A Fateful Night in the Mountain Resort
On the 16th day of the seventh lunar month in 1861, an air of solemnity filled the Misty Waves and Refreshing Breeze Hall at the Chengde Mountain Resort. The young heir apparent, Zaichun, found himself surrounded by the most powerful figures of the Qing court – the Empress, Noble Consort Yi (later known as Empress Dowager Cixi), and the eight regent ministers including Su Shun. Above them hung Emperor Xianfeng’s inscribed plaque reading “Restrain Impatience and Practice Forbearance,” a motto that would soon be tested to its limits.
The six-year-old prince, exhausted from the tense atmosphere, nestled in the Empress’s arms as the entire court held its breath. The emperor, who had been unconscious for most of the day, suddenly awoke. His eyes searched frantically until they landed on his son. “The heir apparent,” he whispered through trembling lips. In this dramatic moment, the fate of the Qing dynasty hung in the balance as power prepared to transfer to a child who barely understood what was happening.

- The tasks:
**A)** List every person the passage about the night at the Chengde Mountain Resort mentions by personal name.
**B)** Summarize the passage about the night at the Chengde Mountain Resort in two sentences.

- Recorded data:

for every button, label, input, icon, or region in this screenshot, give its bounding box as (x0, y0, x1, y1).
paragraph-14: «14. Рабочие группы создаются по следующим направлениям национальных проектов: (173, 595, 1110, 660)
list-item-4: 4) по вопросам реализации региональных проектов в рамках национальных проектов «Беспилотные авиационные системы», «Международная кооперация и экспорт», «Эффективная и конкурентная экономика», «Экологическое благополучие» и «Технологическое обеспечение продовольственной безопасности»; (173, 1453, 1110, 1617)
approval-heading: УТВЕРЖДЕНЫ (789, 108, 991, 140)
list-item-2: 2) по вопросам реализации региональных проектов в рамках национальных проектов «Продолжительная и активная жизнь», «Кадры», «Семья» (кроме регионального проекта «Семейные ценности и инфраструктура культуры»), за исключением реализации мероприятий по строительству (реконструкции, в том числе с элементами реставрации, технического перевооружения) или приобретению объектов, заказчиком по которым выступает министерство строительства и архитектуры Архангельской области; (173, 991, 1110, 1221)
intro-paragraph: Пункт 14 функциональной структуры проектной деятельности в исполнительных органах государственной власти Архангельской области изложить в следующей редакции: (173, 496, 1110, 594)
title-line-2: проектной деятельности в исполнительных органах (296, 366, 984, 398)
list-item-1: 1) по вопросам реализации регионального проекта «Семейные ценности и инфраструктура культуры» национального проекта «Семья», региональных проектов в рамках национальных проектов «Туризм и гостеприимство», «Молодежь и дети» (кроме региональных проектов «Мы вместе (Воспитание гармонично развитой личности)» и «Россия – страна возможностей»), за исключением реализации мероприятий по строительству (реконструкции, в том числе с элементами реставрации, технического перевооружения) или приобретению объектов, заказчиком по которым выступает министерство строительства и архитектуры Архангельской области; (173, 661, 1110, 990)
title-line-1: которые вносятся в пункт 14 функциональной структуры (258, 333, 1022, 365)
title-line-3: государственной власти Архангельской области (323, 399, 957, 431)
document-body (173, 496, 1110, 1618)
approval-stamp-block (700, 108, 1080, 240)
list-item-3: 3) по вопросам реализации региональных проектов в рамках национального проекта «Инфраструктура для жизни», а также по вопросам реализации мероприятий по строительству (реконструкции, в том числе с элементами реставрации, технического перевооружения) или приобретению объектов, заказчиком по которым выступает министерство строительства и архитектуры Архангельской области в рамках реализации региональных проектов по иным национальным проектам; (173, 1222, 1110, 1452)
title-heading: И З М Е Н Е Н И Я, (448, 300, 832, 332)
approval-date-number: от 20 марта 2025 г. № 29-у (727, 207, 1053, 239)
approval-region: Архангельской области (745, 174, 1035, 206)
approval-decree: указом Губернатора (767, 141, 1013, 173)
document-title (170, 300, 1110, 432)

...

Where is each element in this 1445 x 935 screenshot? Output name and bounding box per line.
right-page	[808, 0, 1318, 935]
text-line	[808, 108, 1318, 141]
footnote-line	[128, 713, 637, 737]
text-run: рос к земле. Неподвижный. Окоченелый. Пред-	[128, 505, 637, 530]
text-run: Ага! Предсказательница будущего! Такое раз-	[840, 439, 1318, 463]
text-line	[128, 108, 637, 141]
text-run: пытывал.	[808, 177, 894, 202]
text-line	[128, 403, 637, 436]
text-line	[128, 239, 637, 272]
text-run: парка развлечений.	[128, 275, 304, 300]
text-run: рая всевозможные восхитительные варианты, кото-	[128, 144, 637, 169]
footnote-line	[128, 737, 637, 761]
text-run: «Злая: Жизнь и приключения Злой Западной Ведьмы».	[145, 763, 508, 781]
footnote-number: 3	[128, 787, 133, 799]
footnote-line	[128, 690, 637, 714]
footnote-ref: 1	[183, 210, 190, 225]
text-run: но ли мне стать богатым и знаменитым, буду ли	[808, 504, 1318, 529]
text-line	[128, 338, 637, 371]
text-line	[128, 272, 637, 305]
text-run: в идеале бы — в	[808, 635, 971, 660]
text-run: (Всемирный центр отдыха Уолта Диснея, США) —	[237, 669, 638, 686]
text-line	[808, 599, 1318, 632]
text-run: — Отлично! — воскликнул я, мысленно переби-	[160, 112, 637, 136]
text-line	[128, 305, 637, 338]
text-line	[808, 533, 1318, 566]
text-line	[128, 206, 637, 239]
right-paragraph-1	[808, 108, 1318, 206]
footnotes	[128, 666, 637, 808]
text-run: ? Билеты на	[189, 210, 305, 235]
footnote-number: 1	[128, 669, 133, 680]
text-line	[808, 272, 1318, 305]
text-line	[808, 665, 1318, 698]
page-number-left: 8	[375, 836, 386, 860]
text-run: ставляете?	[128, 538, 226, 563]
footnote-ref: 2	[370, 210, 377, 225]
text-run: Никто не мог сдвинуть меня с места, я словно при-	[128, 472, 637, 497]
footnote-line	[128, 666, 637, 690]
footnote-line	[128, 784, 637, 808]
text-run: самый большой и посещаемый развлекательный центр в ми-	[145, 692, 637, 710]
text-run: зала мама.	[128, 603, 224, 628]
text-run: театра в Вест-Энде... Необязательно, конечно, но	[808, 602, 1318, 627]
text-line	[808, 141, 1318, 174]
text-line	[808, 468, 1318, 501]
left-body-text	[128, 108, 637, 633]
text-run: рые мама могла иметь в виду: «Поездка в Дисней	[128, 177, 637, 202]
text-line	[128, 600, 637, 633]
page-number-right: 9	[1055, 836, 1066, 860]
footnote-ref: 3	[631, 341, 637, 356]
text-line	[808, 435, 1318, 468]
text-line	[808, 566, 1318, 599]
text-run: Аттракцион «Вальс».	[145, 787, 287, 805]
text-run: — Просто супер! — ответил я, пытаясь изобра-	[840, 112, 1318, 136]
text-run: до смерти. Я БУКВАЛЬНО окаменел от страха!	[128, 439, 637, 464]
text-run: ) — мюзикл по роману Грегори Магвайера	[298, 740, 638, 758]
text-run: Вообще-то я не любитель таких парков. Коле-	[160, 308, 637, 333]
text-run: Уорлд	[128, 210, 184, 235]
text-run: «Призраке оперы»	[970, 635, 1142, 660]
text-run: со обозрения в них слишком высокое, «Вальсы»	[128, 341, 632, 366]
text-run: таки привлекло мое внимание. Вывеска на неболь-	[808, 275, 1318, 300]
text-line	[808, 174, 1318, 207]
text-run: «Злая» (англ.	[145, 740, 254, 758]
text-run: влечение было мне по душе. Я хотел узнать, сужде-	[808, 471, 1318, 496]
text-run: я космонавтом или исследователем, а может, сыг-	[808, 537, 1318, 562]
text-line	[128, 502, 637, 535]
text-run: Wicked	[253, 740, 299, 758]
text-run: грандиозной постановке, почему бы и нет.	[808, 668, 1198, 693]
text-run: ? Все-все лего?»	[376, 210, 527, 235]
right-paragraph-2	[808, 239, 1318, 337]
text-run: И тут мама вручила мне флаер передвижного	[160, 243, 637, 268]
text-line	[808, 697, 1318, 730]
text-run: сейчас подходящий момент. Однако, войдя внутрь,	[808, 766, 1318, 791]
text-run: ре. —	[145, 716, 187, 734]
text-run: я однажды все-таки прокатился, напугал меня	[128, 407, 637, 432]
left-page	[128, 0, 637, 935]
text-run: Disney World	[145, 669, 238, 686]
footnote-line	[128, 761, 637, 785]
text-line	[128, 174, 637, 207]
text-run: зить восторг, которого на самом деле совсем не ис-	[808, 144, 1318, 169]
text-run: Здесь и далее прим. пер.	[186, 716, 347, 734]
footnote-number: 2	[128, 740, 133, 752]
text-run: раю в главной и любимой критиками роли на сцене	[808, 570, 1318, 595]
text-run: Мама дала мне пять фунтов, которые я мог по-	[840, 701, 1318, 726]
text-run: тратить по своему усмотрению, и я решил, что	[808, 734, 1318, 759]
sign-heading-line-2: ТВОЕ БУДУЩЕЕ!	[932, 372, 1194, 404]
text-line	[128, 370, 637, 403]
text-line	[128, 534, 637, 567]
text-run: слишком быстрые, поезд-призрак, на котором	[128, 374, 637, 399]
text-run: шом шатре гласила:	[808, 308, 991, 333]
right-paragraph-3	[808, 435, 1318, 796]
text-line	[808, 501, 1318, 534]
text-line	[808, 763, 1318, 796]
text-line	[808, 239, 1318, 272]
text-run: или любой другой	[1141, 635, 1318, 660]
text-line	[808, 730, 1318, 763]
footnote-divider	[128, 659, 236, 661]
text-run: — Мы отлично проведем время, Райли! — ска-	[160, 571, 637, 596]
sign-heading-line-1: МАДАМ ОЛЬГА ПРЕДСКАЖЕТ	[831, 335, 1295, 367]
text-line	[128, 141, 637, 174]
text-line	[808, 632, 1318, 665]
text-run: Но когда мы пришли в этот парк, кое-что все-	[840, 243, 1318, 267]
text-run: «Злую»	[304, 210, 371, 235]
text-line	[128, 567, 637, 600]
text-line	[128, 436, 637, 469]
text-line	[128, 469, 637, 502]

* * *

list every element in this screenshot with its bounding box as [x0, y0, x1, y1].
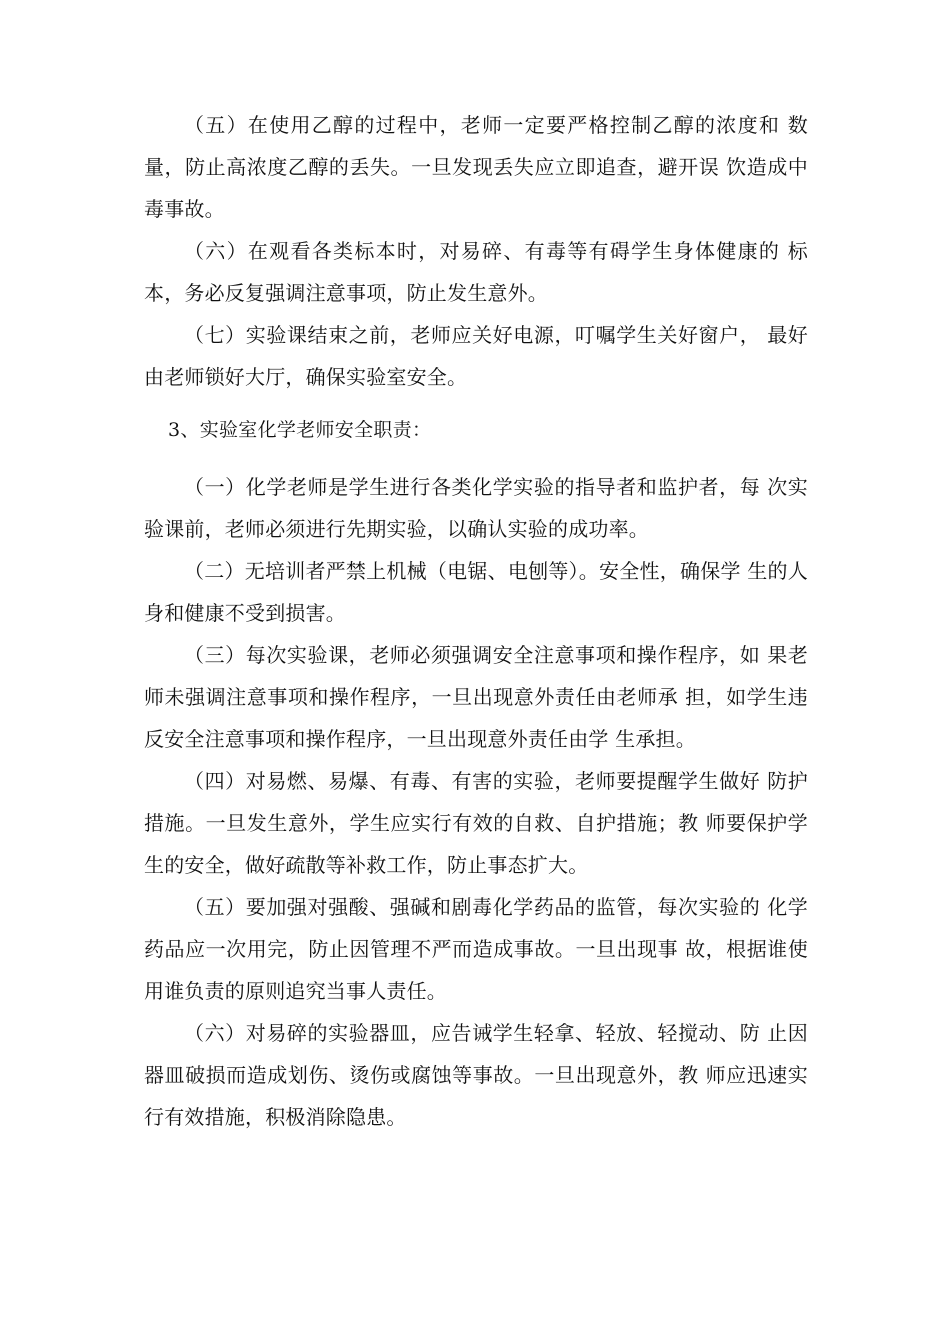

- Responses per task:
**A)**
- Zaichun
- Noble Consort Yi (later known as Empress Dowager Cixi)
- Su Shun
- Emperor Xianfeng

**B)** On the 16th day of the seventh lunar month in 1861, the six-year-old heir apparent, Zaichun, was gathered with the Empress, Noble Consort Yi and the eight regent ministers in a hall at the Chengde Mountain Resort, beneath Emperor Xianfeng's plaque reading "Restrain Impatience and Practice Forbearance." The emperor, unconscious for most of the day, suddenly awoke, found his son and whispered "The heir apparent," as power prepared to pass to a child who barely understood what was happening.